- _Extrait choisi_:
• • • •
Tout d’abord, je remercie les éditions Charleston pour la découverte de ce roman sur le thème de la danse. J’ai une expérience particulière avec celui-ci car j’avais eu l’occasion de lire le manuscrit pour le Prix du livre Romantique. C’est donc avec plaisir que j’ai redécouvert l’histoire, qui a été retravaillée pour être encore bien meilleure qu’elle ne l’était.

J’ai adoré l’histoire de Tess qui va rejoindre une compagnie de cabaret burlesque, à la manière du Moulin Rouge. Il n’est question d’un simple strip-tease mais d’un effeuillage avec des codes précis. Le roman vise à montrer que c’est un art qui échappe à certaines personnes qui considèrent cela comme une activité vulgaire. Néanmoins, Tess va connaître de multiples personnages avec lesquels elle formera une sorte de comédie musicale destinée à un public averti. Ainsi, cette troupe rend hommage aux cabarets parisiens mais aussi à ce mouvement artistique et également féministe.
• • • •
Données d'analyse de la mise en page:
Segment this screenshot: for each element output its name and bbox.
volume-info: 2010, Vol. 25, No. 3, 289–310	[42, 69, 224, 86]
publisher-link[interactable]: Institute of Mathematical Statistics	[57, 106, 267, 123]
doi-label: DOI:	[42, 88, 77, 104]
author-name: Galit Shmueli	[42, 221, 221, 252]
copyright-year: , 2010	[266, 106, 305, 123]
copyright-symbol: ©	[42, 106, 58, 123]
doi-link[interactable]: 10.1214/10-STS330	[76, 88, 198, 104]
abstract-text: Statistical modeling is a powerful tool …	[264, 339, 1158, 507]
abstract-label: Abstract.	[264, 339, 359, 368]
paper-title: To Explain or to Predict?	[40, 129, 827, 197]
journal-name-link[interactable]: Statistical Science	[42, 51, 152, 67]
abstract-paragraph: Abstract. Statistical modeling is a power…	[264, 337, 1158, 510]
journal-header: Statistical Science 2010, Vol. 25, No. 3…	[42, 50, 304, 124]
• • • •
Recopiez le passage de l'extrait choisi compris entre « J’ai adoré l’histoire » et « et également féministe. », ces mots inclus.

J’ai adoré l’histoire de Tess qui va rejoindre une compagnie de cabaret burlesque, à la manière du Moulin Rouge. Il n’est question d’un simple strip-tease mais d’un effeuillage avec des codes précis. Le roman vise à montrer que c’est un art qui échappe à certaines personnes qui considèrent cela comme une activité vulgaire. Néanmoins, Tess va connaître de multiples personnages avec lesquels elle formera une sorte de comédie musicale destinée à un public averti. Ainsi, cette troupe rend hommage aux cabarets parisiens mais aussi à ce mouvement artistique et également féministe.